Make an exact copy of the records, with the images left out.

-- Start of Records shown --

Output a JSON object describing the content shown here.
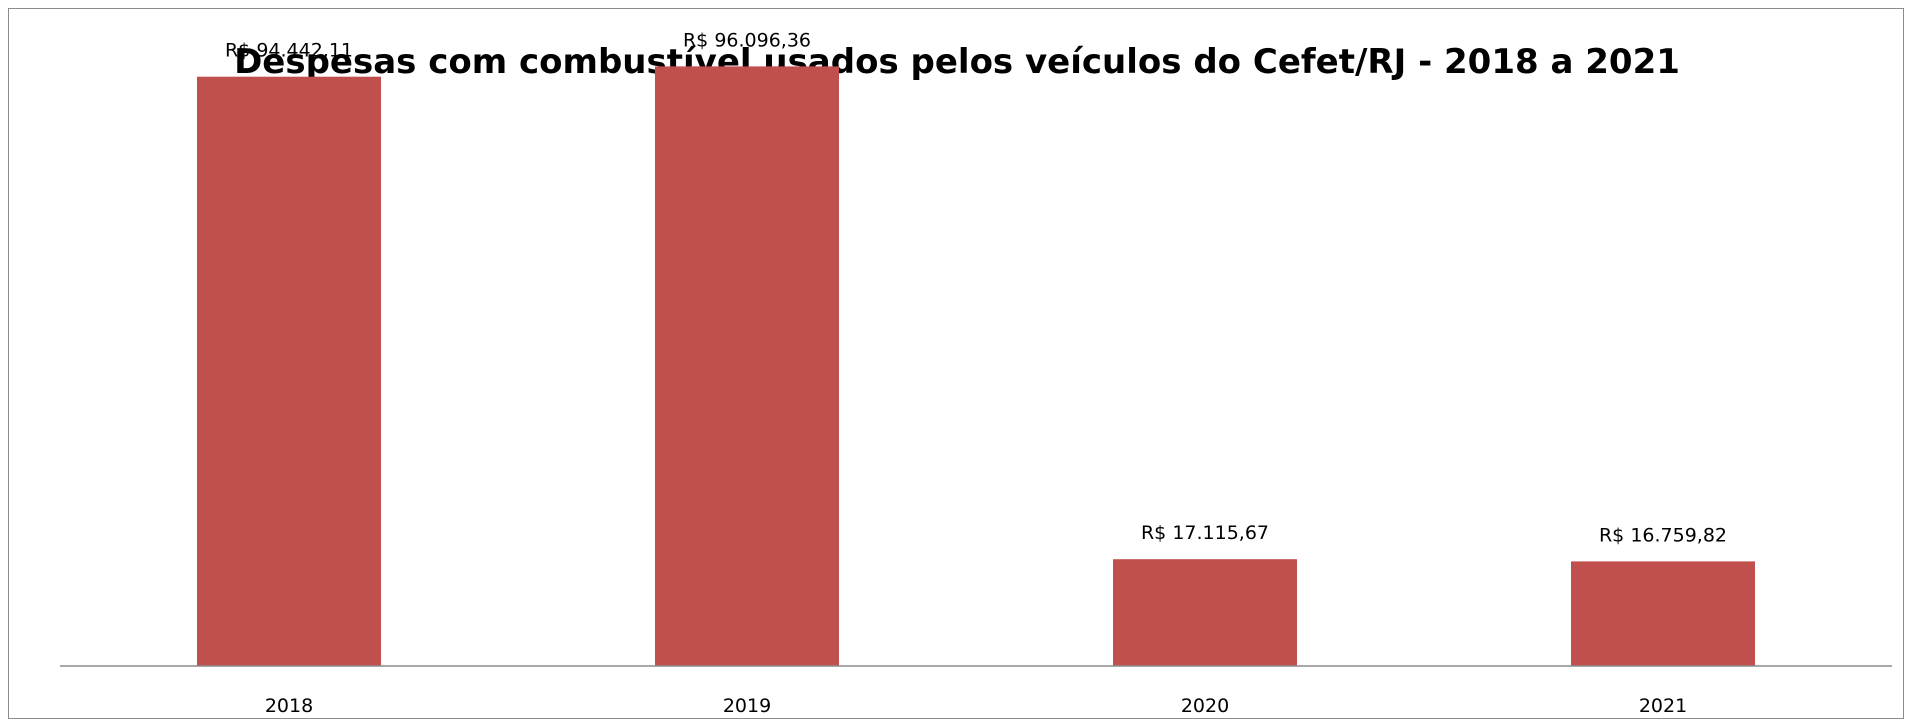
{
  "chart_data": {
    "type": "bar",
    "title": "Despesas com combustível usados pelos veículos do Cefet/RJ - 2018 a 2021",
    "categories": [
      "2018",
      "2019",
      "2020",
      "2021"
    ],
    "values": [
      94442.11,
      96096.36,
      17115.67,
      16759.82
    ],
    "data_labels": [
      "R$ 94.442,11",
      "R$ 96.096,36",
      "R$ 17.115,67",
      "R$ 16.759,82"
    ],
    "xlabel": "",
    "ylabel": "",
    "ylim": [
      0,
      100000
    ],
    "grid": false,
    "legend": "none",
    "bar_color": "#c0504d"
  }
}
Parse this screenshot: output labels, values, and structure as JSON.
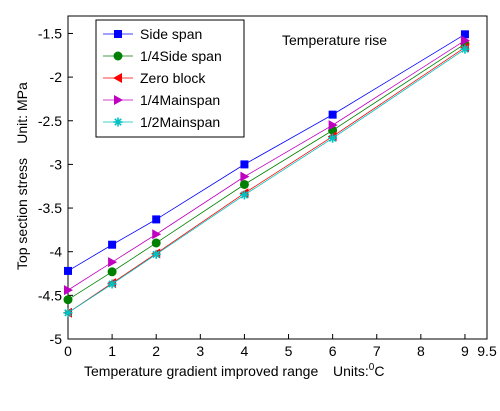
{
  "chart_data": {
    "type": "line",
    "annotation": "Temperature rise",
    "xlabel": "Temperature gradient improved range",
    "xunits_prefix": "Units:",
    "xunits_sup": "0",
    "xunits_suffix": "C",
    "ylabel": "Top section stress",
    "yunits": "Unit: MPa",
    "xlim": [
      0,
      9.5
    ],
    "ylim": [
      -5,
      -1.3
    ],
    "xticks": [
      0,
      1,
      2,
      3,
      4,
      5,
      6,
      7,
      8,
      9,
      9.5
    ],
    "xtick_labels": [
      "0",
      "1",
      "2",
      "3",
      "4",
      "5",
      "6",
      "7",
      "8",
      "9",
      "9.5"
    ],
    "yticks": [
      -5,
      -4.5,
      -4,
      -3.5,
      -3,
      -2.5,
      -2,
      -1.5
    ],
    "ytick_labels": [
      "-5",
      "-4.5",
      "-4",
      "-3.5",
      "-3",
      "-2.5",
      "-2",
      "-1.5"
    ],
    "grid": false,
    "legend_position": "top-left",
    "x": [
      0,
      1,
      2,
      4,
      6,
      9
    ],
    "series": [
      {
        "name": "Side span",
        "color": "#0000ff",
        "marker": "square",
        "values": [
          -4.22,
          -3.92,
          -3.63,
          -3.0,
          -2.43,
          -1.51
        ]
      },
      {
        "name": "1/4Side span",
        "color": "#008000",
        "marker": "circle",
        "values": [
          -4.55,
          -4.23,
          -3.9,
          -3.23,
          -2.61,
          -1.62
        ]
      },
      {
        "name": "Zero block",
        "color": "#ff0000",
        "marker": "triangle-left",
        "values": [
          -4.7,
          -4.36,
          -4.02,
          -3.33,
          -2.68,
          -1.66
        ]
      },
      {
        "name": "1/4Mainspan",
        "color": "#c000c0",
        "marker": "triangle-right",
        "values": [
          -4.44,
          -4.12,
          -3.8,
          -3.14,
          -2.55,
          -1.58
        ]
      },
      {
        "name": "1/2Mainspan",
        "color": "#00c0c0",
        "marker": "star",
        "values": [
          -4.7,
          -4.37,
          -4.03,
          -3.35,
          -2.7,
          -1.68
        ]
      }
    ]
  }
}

-- End of Records shown --

- [Written solution]
Output a JSON object describing the content shown here.
{
  "chart_data": {
    "type": "bar",
    "title": "Despesas com combustível usados pelos veículos do Cefet/RJ - 2018 a 2021",
    "categories": [
      "2018",
      "2019",
      "2020",
      "2021"
    ],
    "values": [
      94442.11,
      96096.36,
      17115.67,
      16759.82
    ],
    "data_labels": [
      "R$ 94.442,11",
      "R$ 96.096,36",
      "R$ 17.115,67",
      "R$ 16.759,82"
    ],
    "xlabel": "",
    "ylabel": "",
    "ylim": [
      0,
      100000
    ],
    "grid": false,
    "legend": "none",
    "bar_color": "#c0504d"
  }
}
Parse this screenshot: output labels, values, and structure as JSON.
{
  "chart_data": {
    "type": "line",
    "annotation": "Temperature rise",
    "xlabel": "Temperature gradient improved range",
    "xunits_prefix": "Units:",
    "xunits_sup": "0",
    "xunits_suffix": "C",
    "ylabel": "Top section stress",
    "yunits": "Unit: MPa",
    "xlim": [
      0,
      9.5
    ],
    "ylim": [
      -5,
      -1.3
    ],
    "xticks": [
      0,
      1,
      2,
      3,
      4,
      5,
      6,
      7,
      8,
      9,
      9.5
    ],
    "xtick_labels": [
      "0",
      "1",
      "2",
      "3",
      "4",
      "5",
      "6",
      "7",
      "8",
      "9",
      "9.5"
    ],
    "yticks": [
      -5,
      -4.5,
      -4,
      -3.5,
      -3,
      -2.5,
      -2,
      -1.5
    ],
    "ytick_labels": [
      "-5",
      "-4.5",
      "-4",
      "-3.5",
      "-3",
      "-2.5",
      "-2",
      "-1.5"
    ],
    "grid": false,
    "legend_position": "top-left",
    "x": [
      0,
      1,
      2,
      4,
      6,
      9
    ],
    "series": [
      {
        "name": "Side span",
        "color": "#0000ff",
        "marker": "square",
        "values": [
          -4.22,
          -3.92,
          -3.63,
          -3.0,
          -2.43,
          -1.51
        ]
      },
      {
        "name": "1/4Side span",
        "color": "#008000",
        "marker": "circle",
        "values": [
          -4.55,
          -4.23,
          -3.9,
          -3.23,
          -2.61,
          -1.62
        ]
      },
      {
        "name": "Zero block",
        "color": "#ff0000",
        "marker": "triangle-left",
        "values": [
          -4.7,
          -4.36,
          -4.02,
          -3.33,
          -2.68,
          -1.66
        ]
      },
      {
        "name": "1/4Mainspan",
        "color": "#c000c0",
        "marker": "triangle-right",
        "values": [
          -4.44,
          -4.12,
          -3.8,
          -3.14,
          -2.55,
          -1.58
        ]
      },
      {
        "name": "1/2Mainspan",
        "color": "#00c0c0",
        "marker": "star",
        "values": [
          -4.7,
          -4.37,
          -4.03,
          -3.35,
          -2.7,
          -1.68
        ]
      }
    ]
  }
}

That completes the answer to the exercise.